Task to complete: Search the entries for the word "this" and pull out each line that has it.

Provided information:
..........

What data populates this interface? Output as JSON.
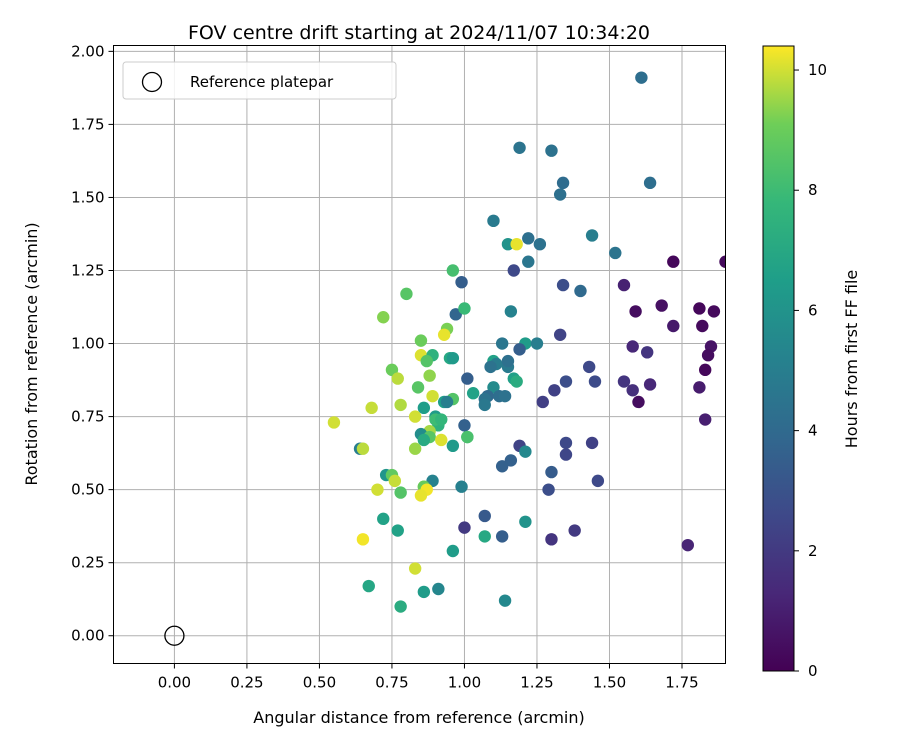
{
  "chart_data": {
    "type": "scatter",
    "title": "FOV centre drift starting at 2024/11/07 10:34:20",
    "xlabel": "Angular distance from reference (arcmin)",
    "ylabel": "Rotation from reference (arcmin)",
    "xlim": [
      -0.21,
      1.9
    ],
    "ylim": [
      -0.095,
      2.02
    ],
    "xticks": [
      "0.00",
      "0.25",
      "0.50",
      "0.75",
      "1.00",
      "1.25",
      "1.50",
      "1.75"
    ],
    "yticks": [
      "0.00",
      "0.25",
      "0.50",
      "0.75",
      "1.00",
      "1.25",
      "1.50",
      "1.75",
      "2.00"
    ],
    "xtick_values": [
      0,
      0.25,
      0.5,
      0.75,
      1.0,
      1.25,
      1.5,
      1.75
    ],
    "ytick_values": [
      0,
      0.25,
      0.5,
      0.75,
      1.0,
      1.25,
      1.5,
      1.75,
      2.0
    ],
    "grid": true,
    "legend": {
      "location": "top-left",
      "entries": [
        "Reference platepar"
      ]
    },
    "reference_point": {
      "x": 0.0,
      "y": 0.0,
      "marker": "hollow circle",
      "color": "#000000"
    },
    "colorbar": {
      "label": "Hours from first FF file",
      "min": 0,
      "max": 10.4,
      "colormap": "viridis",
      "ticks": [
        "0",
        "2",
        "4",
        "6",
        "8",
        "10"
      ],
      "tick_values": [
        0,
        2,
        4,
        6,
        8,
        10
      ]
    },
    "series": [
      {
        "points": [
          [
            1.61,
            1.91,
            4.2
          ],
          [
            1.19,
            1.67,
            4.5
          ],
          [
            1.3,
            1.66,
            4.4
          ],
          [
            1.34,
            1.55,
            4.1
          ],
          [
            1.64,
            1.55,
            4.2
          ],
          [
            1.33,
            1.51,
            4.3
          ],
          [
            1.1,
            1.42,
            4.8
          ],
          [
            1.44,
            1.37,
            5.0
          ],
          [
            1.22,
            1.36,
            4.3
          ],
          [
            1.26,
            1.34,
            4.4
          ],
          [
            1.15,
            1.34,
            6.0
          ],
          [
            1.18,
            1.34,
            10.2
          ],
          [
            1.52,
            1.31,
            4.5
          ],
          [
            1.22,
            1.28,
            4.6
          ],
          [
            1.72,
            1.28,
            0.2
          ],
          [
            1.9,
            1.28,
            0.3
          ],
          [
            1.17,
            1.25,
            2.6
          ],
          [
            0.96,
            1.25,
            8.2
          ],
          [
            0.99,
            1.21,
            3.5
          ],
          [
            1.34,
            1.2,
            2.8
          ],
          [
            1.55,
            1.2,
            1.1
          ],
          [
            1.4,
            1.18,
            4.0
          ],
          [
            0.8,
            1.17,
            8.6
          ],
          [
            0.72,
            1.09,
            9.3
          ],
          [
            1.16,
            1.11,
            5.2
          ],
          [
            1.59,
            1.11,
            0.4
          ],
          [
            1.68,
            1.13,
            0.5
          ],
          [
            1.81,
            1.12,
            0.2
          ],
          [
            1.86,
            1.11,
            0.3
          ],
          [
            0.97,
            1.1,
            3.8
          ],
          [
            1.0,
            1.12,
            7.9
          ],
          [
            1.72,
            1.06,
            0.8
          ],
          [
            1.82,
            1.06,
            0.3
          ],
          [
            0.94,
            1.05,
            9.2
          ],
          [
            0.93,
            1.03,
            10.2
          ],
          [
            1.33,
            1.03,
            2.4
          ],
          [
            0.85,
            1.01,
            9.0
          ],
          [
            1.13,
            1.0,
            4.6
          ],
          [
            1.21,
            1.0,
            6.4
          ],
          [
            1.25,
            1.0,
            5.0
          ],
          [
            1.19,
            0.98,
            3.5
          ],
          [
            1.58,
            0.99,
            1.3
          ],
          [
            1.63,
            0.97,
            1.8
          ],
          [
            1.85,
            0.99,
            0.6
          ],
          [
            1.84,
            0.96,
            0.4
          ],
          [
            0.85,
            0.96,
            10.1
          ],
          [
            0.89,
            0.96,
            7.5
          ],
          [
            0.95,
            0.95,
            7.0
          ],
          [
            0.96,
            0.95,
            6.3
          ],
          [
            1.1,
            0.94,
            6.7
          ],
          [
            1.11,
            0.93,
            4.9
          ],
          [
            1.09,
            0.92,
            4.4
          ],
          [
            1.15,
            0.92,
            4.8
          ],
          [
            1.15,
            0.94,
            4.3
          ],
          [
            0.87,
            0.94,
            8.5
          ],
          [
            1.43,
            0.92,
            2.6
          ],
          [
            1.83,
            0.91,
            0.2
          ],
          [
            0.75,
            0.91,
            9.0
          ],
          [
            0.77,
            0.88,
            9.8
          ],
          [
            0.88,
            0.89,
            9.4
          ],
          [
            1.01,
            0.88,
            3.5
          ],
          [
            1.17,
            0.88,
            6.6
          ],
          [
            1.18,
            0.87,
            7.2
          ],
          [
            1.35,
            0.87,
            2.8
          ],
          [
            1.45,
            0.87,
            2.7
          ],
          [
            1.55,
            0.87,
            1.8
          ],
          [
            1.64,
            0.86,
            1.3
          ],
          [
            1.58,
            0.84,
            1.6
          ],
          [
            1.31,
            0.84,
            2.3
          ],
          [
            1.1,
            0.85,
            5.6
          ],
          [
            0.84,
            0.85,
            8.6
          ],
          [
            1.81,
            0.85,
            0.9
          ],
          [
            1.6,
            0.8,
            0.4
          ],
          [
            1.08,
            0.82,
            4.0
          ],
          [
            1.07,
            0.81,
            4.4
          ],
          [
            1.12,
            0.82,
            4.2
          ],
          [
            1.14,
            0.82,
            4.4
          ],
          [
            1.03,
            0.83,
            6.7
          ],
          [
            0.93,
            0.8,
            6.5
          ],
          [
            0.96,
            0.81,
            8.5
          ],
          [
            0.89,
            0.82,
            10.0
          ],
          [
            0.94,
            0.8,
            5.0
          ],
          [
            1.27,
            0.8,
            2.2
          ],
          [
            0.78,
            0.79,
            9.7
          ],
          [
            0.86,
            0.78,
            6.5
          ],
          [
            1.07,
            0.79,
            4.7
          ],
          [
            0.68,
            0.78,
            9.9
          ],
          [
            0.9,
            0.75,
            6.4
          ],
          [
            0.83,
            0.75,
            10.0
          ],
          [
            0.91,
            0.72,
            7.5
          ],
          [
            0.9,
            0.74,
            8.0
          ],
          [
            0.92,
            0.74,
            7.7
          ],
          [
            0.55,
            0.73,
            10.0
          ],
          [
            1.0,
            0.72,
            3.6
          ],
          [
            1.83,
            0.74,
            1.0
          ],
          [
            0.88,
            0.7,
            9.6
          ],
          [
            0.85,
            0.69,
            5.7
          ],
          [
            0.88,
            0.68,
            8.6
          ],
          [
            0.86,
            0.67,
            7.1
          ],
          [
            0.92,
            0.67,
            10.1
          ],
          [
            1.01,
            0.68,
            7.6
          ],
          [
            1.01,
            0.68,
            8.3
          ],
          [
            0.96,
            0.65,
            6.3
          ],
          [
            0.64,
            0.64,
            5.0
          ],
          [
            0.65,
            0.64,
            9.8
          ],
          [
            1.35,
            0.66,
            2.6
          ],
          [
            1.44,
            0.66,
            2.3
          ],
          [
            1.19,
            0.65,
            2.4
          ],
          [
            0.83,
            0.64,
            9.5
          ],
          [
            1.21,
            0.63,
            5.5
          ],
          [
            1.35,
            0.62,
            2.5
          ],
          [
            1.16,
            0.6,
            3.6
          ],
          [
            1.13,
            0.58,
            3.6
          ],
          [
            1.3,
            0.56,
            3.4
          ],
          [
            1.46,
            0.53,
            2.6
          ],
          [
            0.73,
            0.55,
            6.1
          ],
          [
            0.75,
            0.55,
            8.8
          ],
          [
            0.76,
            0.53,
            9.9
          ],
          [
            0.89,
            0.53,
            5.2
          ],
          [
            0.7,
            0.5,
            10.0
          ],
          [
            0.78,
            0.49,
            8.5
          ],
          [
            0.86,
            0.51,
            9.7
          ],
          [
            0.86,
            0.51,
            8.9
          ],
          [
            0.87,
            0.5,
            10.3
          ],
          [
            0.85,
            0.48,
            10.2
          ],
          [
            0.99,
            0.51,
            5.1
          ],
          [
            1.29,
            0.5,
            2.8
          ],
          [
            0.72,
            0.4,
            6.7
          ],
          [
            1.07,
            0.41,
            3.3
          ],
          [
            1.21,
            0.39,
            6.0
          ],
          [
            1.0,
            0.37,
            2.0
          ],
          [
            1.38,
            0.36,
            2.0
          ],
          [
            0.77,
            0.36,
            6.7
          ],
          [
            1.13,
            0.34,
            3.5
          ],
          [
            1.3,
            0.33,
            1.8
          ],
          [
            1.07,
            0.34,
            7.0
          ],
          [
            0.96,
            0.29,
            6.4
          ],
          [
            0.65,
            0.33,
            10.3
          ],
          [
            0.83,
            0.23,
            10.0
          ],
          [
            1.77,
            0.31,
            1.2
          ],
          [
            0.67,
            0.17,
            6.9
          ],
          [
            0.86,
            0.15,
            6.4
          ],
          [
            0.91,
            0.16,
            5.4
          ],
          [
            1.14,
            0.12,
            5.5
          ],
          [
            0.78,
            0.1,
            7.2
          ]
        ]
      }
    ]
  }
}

..........

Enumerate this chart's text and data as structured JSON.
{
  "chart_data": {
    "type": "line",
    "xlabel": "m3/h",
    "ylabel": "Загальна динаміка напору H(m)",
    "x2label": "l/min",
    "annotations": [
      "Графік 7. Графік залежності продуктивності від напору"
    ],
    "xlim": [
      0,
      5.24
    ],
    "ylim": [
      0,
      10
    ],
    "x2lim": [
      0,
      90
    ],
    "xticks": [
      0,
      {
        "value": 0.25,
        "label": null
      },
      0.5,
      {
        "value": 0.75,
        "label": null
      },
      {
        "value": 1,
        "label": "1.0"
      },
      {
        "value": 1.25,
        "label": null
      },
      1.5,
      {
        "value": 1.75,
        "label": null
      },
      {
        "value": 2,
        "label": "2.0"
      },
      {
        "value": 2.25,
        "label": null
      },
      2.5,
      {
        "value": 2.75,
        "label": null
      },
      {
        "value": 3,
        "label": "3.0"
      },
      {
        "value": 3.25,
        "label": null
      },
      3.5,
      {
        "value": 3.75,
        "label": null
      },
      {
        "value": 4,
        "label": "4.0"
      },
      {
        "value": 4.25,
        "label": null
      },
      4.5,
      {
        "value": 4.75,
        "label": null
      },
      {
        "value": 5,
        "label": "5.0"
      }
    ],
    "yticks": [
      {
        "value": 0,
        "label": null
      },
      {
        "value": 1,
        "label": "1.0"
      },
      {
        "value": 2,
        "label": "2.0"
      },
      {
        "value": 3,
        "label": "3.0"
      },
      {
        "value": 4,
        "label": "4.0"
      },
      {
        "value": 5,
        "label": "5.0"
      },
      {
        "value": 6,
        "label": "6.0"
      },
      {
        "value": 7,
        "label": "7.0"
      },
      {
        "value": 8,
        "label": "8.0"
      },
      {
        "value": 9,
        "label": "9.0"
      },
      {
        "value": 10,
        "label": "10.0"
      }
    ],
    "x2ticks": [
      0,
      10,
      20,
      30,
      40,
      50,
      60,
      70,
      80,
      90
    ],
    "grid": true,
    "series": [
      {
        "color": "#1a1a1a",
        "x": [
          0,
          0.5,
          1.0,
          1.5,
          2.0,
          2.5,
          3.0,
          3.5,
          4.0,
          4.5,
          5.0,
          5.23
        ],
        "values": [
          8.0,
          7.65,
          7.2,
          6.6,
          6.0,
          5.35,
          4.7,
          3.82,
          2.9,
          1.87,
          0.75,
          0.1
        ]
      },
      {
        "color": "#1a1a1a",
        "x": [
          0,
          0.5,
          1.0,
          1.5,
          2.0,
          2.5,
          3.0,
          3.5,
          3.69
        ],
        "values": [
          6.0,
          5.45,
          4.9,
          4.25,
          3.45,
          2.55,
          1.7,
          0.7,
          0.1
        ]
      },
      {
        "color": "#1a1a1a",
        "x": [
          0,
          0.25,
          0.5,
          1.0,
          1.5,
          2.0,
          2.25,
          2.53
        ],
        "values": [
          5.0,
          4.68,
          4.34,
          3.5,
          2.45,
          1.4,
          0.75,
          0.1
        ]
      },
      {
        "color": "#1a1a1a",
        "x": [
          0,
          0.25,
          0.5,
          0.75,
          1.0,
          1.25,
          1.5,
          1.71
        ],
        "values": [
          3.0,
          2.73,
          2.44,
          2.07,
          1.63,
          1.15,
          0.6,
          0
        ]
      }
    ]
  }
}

..........

Solution to the problem:
What data populates this interface? Output as JSON.
Enumerate this chart's text and data as structured JSON.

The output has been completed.